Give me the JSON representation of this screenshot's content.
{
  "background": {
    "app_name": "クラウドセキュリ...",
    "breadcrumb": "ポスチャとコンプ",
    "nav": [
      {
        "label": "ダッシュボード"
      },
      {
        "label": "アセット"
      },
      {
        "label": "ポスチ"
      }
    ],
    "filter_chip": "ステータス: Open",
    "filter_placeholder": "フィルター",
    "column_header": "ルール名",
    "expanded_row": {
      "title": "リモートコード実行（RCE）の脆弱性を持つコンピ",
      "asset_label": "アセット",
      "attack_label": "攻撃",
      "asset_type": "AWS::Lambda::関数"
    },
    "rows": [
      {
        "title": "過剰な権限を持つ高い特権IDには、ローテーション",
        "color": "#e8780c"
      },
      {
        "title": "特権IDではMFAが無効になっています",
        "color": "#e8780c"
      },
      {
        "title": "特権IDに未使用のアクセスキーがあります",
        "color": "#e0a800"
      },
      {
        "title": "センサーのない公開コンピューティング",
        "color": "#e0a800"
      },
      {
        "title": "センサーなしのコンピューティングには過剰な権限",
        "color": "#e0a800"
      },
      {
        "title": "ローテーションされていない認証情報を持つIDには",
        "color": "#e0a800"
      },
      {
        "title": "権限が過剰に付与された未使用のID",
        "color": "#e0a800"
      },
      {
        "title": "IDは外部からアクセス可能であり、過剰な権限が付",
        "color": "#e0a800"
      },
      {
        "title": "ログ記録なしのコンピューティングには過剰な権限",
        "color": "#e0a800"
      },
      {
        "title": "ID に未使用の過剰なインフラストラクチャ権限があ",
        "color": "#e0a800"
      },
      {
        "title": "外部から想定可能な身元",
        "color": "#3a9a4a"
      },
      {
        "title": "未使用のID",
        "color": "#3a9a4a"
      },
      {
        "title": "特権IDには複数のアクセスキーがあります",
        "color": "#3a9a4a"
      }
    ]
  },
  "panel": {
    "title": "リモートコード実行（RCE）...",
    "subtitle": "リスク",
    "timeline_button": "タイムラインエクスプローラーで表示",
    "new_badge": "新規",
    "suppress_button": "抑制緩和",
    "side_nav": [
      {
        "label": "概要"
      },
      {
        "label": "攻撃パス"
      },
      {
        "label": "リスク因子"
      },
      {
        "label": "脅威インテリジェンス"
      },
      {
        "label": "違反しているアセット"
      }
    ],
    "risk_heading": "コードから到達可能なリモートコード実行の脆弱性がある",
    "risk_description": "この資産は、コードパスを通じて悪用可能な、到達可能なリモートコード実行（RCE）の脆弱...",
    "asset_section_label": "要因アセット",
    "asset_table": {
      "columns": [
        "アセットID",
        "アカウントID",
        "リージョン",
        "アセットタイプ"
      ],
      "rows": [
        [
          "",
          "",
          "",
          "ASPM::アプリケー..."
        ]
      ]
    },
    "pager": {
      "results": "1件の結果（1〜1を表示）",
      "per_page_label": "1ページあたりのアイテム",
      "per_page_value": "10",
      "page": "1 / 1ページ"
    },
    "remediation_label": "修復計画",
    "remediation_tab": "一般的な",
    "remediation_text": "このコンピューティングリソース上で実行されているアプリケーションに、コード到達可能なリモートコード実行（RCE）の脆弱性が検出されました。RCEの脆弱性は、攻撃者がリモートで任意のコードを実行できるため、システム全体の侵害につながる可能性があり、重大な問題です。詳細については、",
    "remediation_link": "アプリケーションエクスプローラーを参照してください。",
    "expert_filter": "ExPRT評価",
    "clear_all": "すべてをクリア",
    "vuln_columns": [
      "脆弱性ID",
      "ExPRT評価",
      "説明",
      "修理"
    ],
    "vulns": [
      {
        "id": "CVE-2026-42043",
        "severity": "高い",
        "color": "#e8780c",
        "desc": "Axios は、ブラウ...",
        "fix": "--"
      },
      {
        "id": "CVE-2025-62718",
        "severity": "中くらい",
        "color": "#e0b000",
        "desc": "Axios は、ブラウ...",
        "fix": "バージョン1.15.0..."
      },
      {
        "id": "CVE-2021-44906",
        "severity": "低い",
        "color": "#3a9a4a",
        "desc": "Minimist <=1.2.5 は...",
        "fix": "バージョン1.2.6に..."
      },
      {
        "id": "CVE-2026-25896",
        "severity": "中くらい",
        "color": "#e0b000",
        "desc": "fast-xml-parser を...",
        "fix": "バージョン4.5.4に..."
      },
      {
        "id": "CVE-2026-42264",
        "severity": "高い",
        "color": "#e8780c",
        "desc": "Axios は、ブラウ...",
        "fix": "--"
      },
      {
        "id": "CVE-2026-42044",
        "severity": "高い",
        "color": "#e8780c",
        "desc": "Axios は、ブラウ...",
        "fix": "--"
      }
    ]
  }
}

——————

* [TASK REQUIREMENTS]
Each record above should be returned exactly as it appears.

* [FINAL ANSWER]
Give me the JSON representation of this screenshot's content.
{
  "background": {
    "app_name": "クラウドセキュリ...",
    "breadcrumb": "ポスチャとコンプ",
    "nav": [
      {
        "label": "ダッシュボード"
      },
      {
        "label": "アセット"
      },
      {
        "label": "ポスチ"
      }
    ],
    "filter_chip": "ステータス: Open",
    "filter_placeholder": "フィルター",
    "column_header": "ルール名",
    "expanded_row": {
      "title": "リモートコード実行（RCE）の脆弱性を持つコンピ",
      "asset_label": "アセット",
      "attack_label": "攻撃",
      "asset_type": "AWS::Lambda::関数"
    },
    "rows": [
      {
        "title": "過剰な権限を持つ高い特権IDには、ローテーション",
        "color": "#e8780c"
      },
      {
        "title": "特権IDではMFAが無効になっています",
        "color": "#e8780c"
      },
      {
        "title": "特権IDに未使用のアクセスキーがあります",
        "color": "#e0a800"
      },
      {
        "title": "センサーのない公開コンピューティング",
        "color": "#e0a800"
      },
      {
        "title": "センサーなしのコンピューティングには過剰な権限",
        "color": "#e0a800"
      },
      {
        "title": "ローテーションされていない認証情報を持つIDには",
        "color": "#e0a800"
      },
      {
        "title": "権限が過剰に付与された未使用のID",
        "color": "#e0a800"
      },
      {
        "title": "IDは外部からアクセス可能であり、過剰な権限が付",
        "color": "#e0a800"
      },
      {
        "title": "ログ記録なしのコンピューティングには過剰な権限",
        "color": "#e0a800"
      },
      {
        "title": "ID に未使用の過剰なインフラストラクチャ権限があ",
        "color": "#e0a800"
      },
      {
        "title": "外部から想定可能な身元",
        "color": "#3a9a4a"
      },
      {
        "title": "未使用のID",
        "color": "#3a9a4a"
      },
      {
        "title": "特権IDには複数のアクセスキーがあります",
        "color": "#3a9a4a"
      }
    ]
  },
  "panel": {
    "title": "リモートコード実行（RCE）...",
    "subtitle": "リスク",
    "timeline_button": "タイムラインエクスプローラーで表示",
    "new_badge": "新規",
    "suppress_button": "抑制緩和",
    "side_nav": [
      {
        "label": "概要"
      },
      {
        "label": "攻撃パス"
      },
      {
        "label": "リスク因子"
      },
      {
        "label": "脅威インテリジェンス"
      },
      {
        "label": "違反しているアセット"
      }
    ],
    "risk_heading": "コードから到達可能なリモートコード実行の脆弱性がある",
    "risk_description": "この資産は、コードパスを通じて悪用可能な、到達可能なリモートコード実行（RCE）の脆弱...",
    "asset_section_label": "要因アセット",
    "asset_table": {
      "columns": [
        "アセットID",
        "アカウントID",
        "リージョン",
        "アセットタイプ"
      ],
      "rows": [
        [
          "",
          "",
          "",
          "ASPM::アプリケー..."
        ]
      ]
    },
    "pager": {
      "results": "1件の結果（1〜1を表示）",
      "per_page_label": "1ページあたりのアイテム",
      "per_page_value": "10",
      "page": "1 / 1ページ"
    },
    "remediation_label": "修復計画",
    "remediation_tab": "一般的な",
    "remediation_text": "このコンピューティングリソース上で実行されているアプリケーションに、コード到達可能なリモートコード実行（RCE）の脆弱性が検出されました。RCEの脆弱性は、攻撃者がリモートで任意のコードを実行できるため、システム全体の侵害につながる可能性があり、重大な問題です。詳細については、",
    "remediation_link": "アプリケーションエクスプローラーを参照してください。",
    "expert_filter": "ExPRT評価",
    "clear_all": "すべてをクリア",
    "vuln_columns": [
      "脆弱性ID",
      "ExPRT評価",
      "説明",
      "修理"
    ],
    "vulns": [
      {
        "id": "CVE-2026-42043",
        "severity": "高い",
        "color": "#e8780c",
        "desc": "Axios は、ブラウ...",
        "fix": "--"
      },
      {
        "id": "CVE-2025-62718",
        "severity": "中くらい",
        "color": "#e0b000",
        "desc": "Axios は、ブラウ...",
        "fix": "バージョン1.15.0..."
      },
      {
        "id": "CVE-2021-44906",
        "severity": "低い",
        "color": "#3a9a4a",
        "desc": "Minimist <=1.2.5 は...",
        "fix": "バージョン1.2.6に..."
      },
      {
        "id": "CVE-2026-25896",
        "severity": "中くらい",
        "color": "#e0b000",
        "desc": "fast-xml-parser を...",
        "fix": "バージョン4.5.4に..."
      },
      {
        "id": "CVE-2026-42264",
        "severity": "高い",
        "color": "#e8780c",
        "desc": "Axios は、ブラウ...",
        "fix": "--"
      },
      {
        "id": "CVE-2026-42044",
        "severity": "高い",
        "color": "#e8780c",
        "desc": "Axios は、ブラウ...",
        "fix": "--"
      }
    ]
  }
}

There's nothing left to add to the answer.